WHAT IS ASKED
Show each line from the listing that includes the word "Ladhani".
::: DATASET EXCERPTS
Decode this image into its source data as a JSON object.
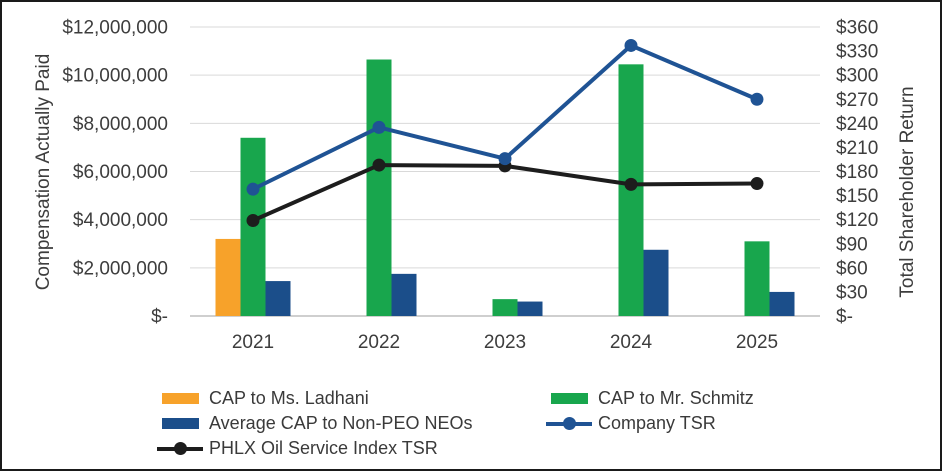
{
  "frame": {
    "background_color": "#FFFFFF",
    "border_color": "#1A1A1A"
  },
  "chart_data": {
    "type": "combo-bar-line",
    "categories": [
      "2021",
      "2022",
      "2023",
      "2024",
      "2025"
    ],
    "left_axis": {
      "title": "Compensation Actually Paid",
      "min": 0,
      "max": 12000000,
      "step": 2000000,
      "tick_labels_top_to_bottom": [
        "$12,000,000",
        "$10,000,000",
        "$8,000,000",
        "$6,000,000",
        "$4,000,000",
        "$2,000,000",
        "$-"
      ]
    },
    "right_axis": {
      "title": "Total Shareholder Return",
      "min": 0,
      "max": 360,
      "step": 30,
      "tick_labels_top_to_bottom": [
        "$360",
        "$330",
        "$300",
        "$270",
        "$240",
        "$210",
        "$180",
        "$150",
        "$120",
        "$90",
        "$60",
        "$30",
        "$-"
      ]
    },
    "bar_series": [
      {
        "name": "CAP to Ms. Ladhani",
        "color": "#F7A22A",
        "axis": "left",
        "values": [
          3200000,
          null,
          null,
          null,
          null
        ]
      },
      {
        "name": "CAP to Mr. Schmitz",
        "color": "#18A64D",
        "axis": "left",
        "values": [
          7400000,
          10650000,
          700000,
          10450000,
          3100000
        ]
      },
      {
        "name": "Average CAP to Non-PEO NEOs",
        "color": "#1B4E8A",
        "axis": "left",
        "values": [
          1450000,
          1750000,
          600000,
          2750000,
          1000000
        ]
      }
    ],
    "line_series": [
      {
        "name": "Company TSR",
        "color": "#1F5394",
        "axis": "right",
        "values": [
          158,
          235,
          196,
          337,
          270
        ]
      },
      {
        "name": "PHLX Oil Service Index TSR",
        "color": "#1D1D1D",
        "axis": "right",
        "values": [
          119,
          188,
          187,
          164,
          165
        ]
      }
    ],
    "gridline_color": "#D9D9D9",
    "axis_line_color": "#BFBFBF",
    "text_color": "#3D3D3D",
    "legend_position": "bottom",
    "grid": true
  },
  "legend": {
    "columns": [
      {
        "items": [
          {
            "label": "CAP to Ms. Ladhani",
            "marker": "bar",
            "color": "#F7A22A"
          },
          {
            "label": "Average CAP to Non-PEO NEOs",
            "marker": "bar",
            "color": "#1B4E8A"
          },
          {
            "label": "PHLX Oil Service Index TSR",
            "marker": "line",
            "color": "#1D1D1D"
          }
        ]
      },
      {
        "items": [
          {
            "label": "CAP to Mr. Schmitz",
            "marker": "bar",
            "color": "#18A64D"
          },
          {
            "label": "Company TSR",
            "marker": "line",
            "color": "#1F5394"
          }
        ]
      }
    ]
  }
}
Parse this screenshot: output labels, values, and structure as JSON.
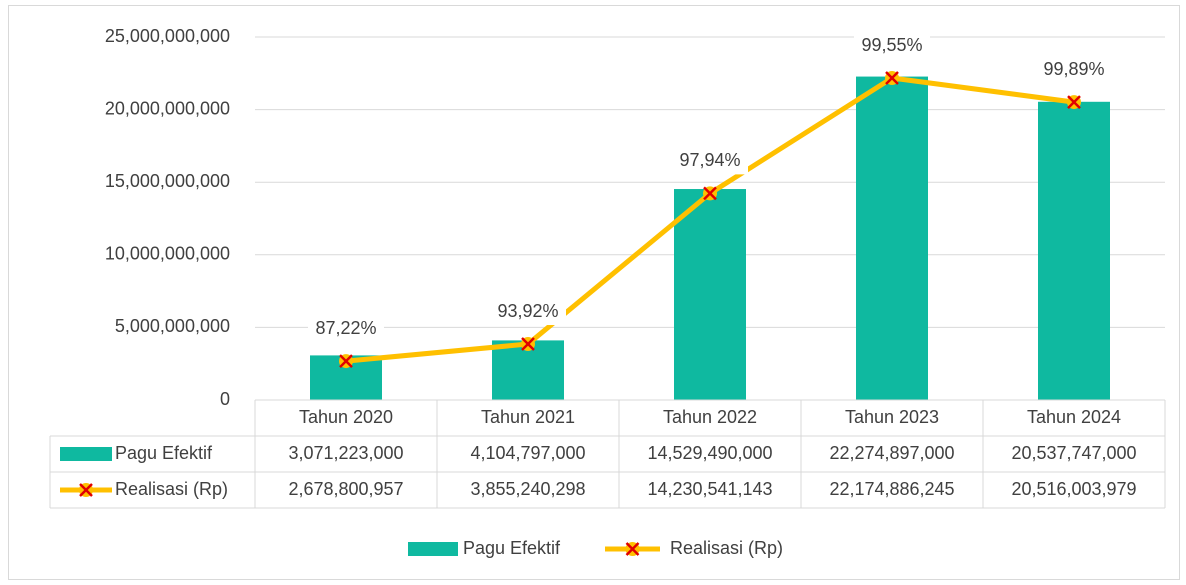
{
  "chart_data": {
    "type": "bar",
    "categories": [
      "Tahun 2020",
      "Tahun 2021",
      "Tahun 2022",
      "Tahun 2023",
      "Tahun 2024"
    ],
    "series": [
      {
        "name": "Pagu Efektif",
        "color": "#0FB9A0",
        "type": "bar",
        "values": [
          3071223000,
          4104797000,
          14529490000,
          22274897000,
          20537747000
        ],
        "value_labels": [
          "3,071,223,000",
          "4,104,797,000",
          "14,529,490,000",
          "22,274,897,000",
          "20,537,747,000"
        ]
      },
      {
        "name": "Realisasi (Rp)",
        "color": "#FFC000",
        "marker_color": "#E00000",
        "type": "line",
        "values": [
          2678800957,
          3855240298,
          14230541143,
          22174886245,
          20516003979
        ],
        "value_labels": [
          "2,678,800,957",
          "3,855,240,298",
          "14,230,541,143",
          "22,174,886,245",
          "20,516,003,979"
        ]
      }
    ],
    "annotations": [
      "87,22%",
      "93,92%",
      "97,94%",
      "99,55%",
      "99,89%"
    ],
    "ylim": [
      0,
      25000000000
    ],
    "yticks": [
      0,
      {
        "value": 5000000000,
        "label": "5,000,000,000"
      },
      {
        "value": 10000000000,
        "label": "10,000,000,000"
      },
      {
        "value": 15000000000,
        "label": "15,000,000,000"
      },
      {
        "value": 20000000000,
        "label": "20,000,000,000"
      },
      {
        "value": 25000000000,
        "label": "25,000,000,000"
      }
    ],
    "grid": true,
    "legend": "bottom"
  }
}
::::::
RESPONSE
        "name": "CAP to Ms. Ladhani",
            "label": "CAP to Ms. Ladhani",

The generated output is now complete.